• EXERCISE DETAILS:
Exactly reproduce the lines from the one holding "Output the text content of this document." through the final line of the listing below, with both ends included and nothing else.

• EXTRACTED RECORDS:
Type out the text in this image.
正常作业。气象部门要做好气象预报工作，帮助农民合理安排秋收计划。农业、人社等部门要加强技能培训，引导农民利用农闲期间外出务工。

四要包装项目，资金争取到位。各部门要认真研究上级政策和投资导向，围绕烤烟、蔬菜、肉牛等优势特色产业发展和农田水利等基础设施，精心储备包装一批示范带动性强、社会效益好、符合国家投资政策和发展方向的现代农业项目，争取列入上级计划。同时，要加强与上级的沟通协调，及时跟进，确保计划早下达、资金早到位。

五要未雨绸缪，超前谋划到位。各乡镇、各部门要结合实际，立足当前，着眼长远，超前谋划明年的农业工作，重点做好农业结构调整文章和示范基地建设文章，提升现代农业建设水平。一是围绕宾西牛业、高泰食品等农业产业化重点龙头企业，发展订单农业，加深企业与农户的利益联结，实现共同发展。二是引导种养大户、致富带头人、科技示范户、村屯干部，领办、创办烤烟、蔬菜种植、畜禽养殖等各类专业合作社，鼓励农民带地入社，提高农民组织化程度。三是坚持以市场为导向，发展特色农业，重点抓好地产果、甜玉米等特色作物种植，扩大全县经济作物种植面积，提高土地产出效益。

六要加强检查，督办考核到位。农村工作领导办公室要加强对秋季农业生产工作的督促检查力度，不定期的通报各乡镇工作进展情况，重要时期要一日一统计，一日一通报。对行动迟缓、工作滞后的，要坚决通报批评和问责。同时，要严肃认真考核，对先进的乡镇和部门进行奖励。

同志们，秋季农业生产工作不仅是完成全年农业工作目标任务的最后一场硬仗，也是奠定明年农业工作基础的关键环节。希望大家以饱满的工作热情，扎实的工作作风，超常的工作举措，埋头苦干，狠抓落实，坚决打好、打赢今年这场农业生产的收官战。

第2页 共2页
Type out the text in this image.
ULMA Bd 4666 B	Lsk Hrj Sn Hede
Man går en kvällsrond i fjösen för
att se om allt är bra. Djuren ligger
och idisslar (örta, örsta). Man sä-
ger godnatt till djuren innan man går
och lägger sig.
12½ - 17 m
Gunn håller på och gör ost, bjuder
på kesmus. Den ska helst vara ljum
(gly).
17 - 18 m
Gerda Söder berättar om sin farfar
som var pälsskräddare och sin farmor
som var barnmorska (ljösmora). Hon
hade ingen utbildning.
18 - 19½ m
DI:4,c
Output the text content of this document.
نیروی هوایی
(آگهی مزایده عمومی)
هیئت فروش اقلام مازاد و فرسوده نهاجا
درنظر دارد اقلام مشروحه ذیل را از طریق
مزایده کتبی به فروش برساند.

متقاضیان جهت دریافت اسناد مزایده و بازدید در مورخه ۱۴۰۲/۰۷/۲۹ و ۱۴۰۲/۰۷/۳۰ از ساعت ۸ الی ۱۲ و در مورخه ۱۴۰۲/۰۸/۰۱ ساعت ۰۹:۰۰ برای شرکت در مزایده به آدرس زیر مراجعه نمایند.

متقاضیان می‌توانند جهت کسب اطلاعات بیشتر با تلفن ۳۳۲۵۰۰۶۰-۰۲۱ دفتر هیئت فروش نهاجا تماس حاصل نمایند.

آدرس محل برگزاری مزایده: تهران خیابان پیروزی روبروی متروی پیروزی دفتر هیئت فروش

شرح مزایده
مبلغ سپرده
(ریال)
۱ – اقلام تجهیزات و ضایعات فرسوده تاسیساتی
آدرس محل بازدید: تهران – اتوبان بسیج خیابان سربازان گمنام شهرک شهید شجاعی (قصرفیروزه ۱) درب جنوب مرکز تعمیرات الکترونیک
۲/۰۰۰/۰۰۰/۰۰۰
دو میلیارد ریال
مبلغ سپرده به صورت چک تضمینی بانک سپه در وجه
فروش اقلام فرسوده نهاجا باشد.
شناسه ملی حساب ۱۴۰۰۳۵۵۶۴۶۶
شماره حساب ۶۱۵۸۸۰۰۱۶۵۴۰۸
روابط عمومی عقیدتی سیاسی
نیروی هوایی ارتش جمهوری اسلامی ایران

• SOLUTION:
Output the text content of this document.
نیروی هوایی
(آگهی مزایده عمومی)
هیئت فروش اقلام مازاد و فرسوده نهاجا
درنظر دارد اقلام مشروحه ذیل را از طریق
مزایده کتبی به فروش برساند.

متقاضیان جهت دریافت اسناد مزایده و بازدید در مورخه ۱۴۰۲/۰۷/۲۹ و ۱۴۰۲/۰۷/۳۰ از ساعت ۸ الی ۱۲ و در مورخه ۱۴۰۲/۰۸/۰۱ ساعت ۰۹:۰۰ برای شرکت در مزایده به آدرس زیر مراجعه نمایند.

متقاضیان می‌توانند جهت کسب اطلاعات بیشتر با تلفن ۳۳۲۵۰۰۶۰-۰۲۱ دفتر هیئت فروش نهاجا تماس حاصل نمایند.

آدرس محل برگزاری مزایده: تهران خیابان پیروزی روبروی متروی پیروزی دفتر هیئت فروش

شرح مزایده
مبلغ سپرده
(ریال)
۱ – اقلام تجهیزات و ضایعات فرسوده تاسیساتی
آدرس محل بازدید: تهران – اتوبان بسیج خیابان سربازان گمنام شهرک شهید شجاعی (قصرفیروزه ۱) درب جنوب مرکز تعمیرات الکترونیک
۲/۰۰۰/۰۰۰/۰۰۰
دو میلیارد ریال
مبلغ سپرده به صورت چک تضمینی بانک سپه در وجه
فروش اقلام فرسوده نهاجا باشد.
شناسه ملی حساب ۱۴۰۰۳۵۵۶۴۶۶
شماره حساب ۶۱۵۸۸۰۰۱۶۵۴۰۸
روابط عمومی عقیدتی سیاسی
نیروی هوایی ارتش جمهوری اسلامی ایران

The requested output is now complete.